Reply with one number only, the count of lines holding the string "tayyorlanadi".

§ Data entries
<<<<

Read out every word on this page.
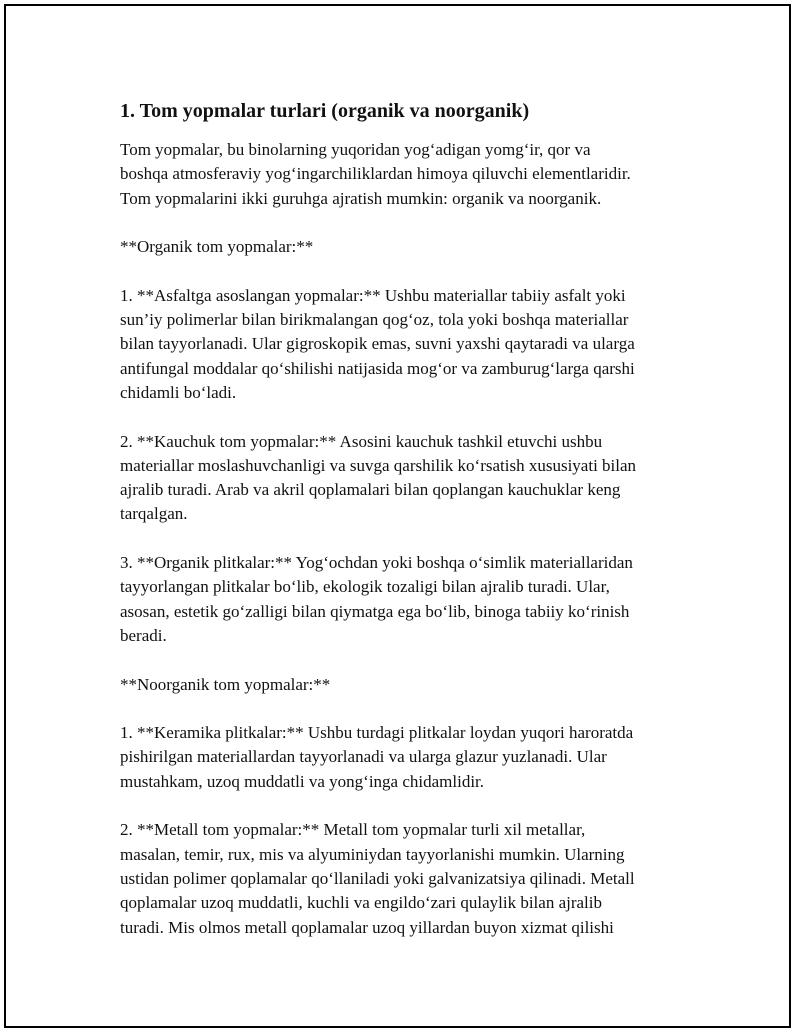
1. Tom yopmalar turlari (organik va noorganik)

Tom yopmalar, bu binolarning yuqoridan yog‘adigan yomg‘ir, qor va
boshqa atmosferaviy yog‘ingarchiliklardan himoya qiluvchi elementlaridir.
Tom yopmalarini ikki guruhga ajratish mumkin: organik va noorganik.

**Organik tom yopmalar:**

1. **Asfaltga asoslangan yopmalar:** Ushbu materiallar tabiiy asfalt yoki
sun’iy polimerlar bilan birikmalangan qog‘oz, tola yoki boshqa materiallar
bilan tayyorlanadi. Ular gigroskopik emas, suvni yaxshi qaytaradi va ularga
antifungal moddalar qo‘shilishi natijasida mog‘or va zamburug‘larga qarshi
chidamli bo‘ladi.

2. **Kauchuk tom yopmalar:** Asosini kauchuk tashkil etuvchi ushbu
materiallar moslashuvchanligi va suvga qarshilik ko‘rsatish xususiyati bilan
ajralib turadi. Arab va akril qoplamalari bilan qoplangan kauchuklar keng
tarqalgan.

3. **Organik plitkalar:** Yog‘ochdan yoki boshqa o‘simlik materiallaridan
tayyorlangan plitkalar bo‘lib, ekologik tozaligi bilan ajralib turadi. Ular,
asosan, estetik go‘zalligi bilan qiymatga ega bo‘lib, binoga tabiiy ko‘rinish
beradi.

**Noorganik tom yopmalar:**

1. **Keramika plitkalar:** Ushbu turdagi plitkalar loydan yuqori haroratda
pishirilgan materiallardan tayyorlanadi va ularga glazur yuzlanadi. Ular
mustahkam, uzoq muddatli va yong‘inga chidamlidir.

2. **Metall tom yopmalar:** Metall tom yopmalar turli xil metallar,
masalan, temir, rux, mis va alyuminiydan tayyorlanishi mumkin. Ularning
ustidan polimer qoplamalar qo‘llaniladi yoki galvanizatsiya qilinadi. Metall
qoplamalar uzoq muddatli, kuchli va engildo‘zari qulaylik bilan ajralib
turadi. Mis olmos metall qoplamalar uzoq yillardan buyon xizmat qilishi
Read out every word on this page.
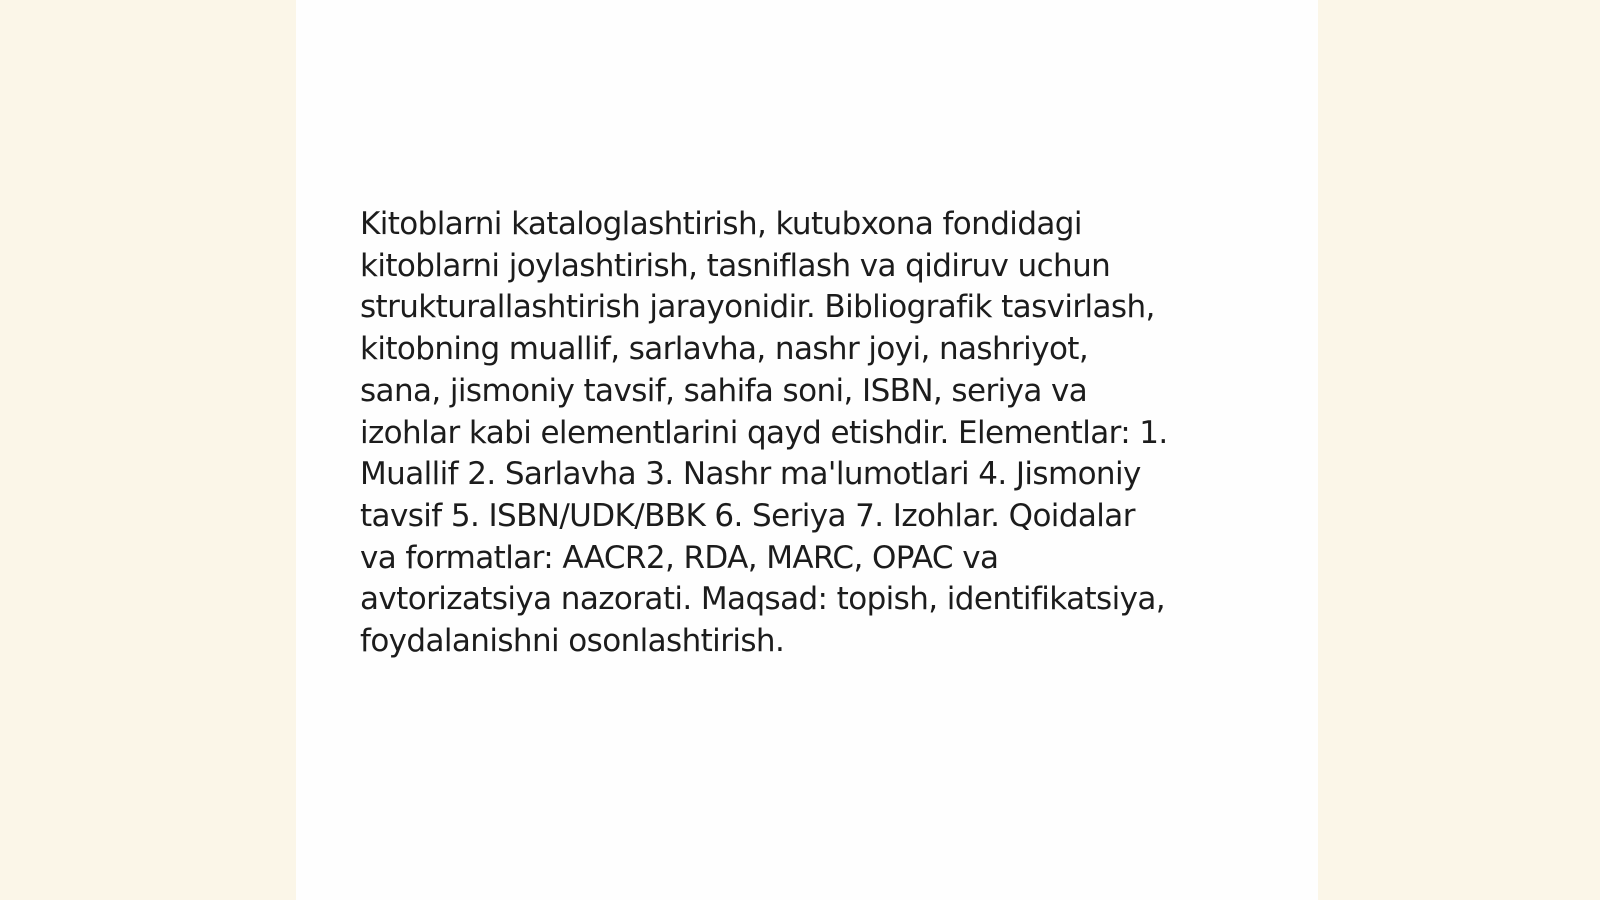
Kitoblarni kataloglashtirish, kutubxona fondidagi
kitoblarni joylashtirish, tasniflash va qidiruv uchun
strukturallashtirish jarayonidir. Bibliografik tasvirlash,
kitobning muallif, sarlavha, nashr joyi, nashriyot,
sana, jismoniy tavsif, sahifa soni, ISBN, seriya va
izohlar kabi elementlarini qayd etishdir. Elementlar: 1.
Muallif 2. Sarlavha 3. Nashr ma'lumotlari 4. Jismoniy
tavsif 5. ISBN/UDK/BBK 6. Seriya 7. Izohlar. Qoidalar
va formatlar: AACR2, RDA, MARC, OPAC va
avtorizatsiya nazorati. Maqsad: topish, identifikatsiya,
foydalanishni osonlashtirish.
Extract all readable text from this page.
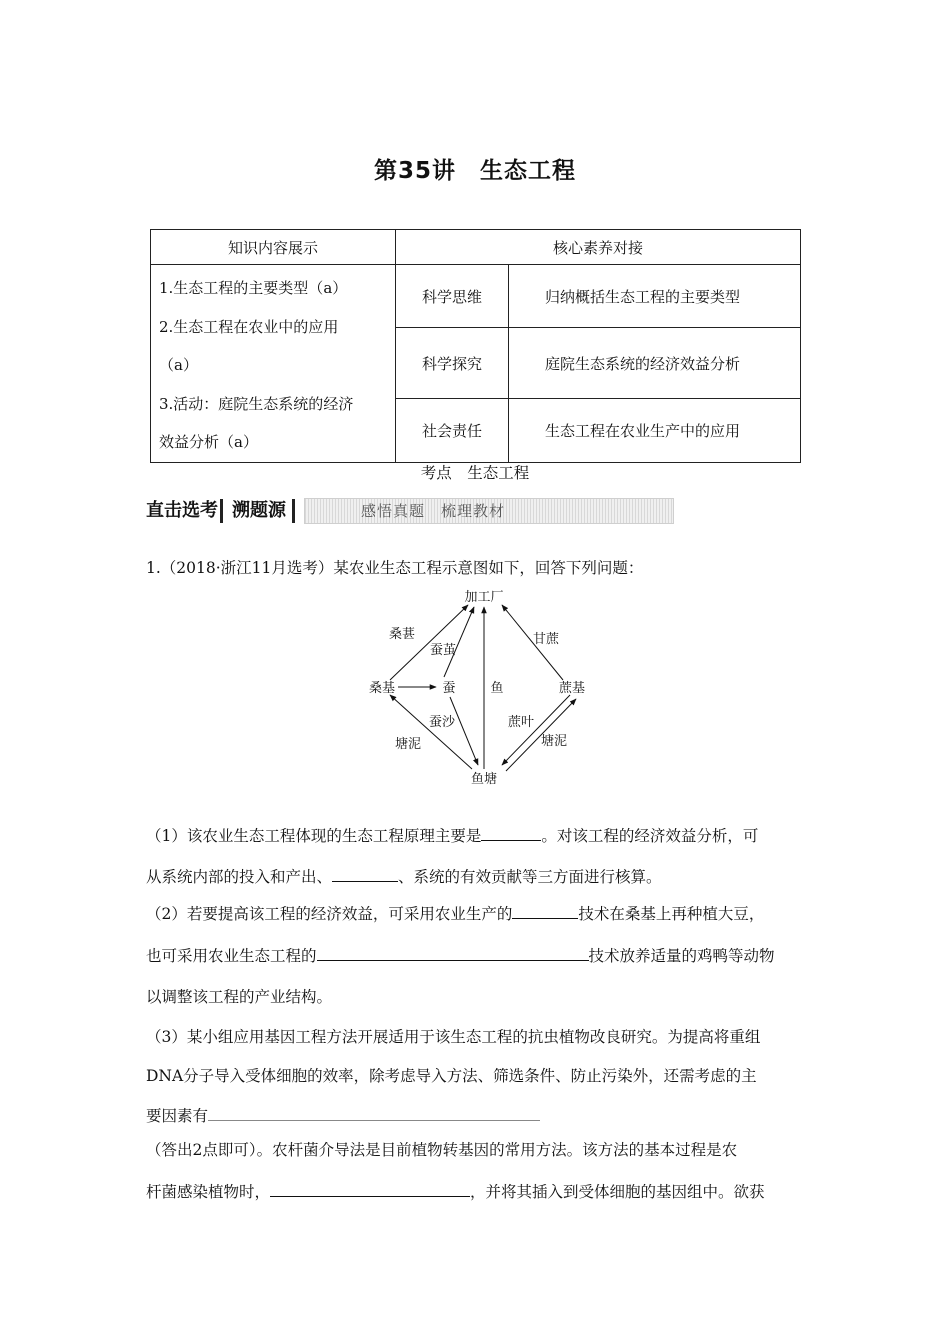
第35讲　生态工程
知识内容展示	核心素养对接	

1.生态工程的主要类型（a）
2.生态工程在农业中的应用
（a）
3.活动：庭院生态系统的经济
效益分析（a）	科学思维	归纳概括生态工程的主要类型
	科学探究	庭院生态系统的经济效益分析
	社会责任	生态工程在农业生产中的应用
考点　生态工程
直击选考 溯题源	感悟真题　梳理教材
1.（2018·浙江11月选考）某农业生态工程示意图如下，回答下列问题：
加工厂
桑基	蚕	蔗基
鱼塘
桑葚
蚕茧
甘蔗
鱼
蚕沙	蔗叶
塘泥	塘泥
（1）该农业生态工程体现的生态工程原理主要是	。对该工程的经济效益分析，可
从系统内部的投入和产出、	、系统的有效贡献等三方面进行核算。
（2）若要提高该工程的经济效益，可采用农业生产的	技术在桑基上再种植大豆，
也可采用农业生态工程的	技术放养适量的鸡鸭等动物
以调整该工程的产业结构。
（3）某小组应用基因工程方法开展适用于该生态工程的抗虫植物改良研究。为提高将重组
DNA分子导入受体细胞的效率，除考虑导入方法、筛选条件、防止污染外，还需考虑的主
要因素有
（答出2点即可）。农杆菌介导法是目前植物转基因的常用方法。该方法的基本过程是农
杆菌感染植物时，	，并将其插入到受体细胞的基因组中。欲获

>>>>

§ WRITTEN ANSWER
2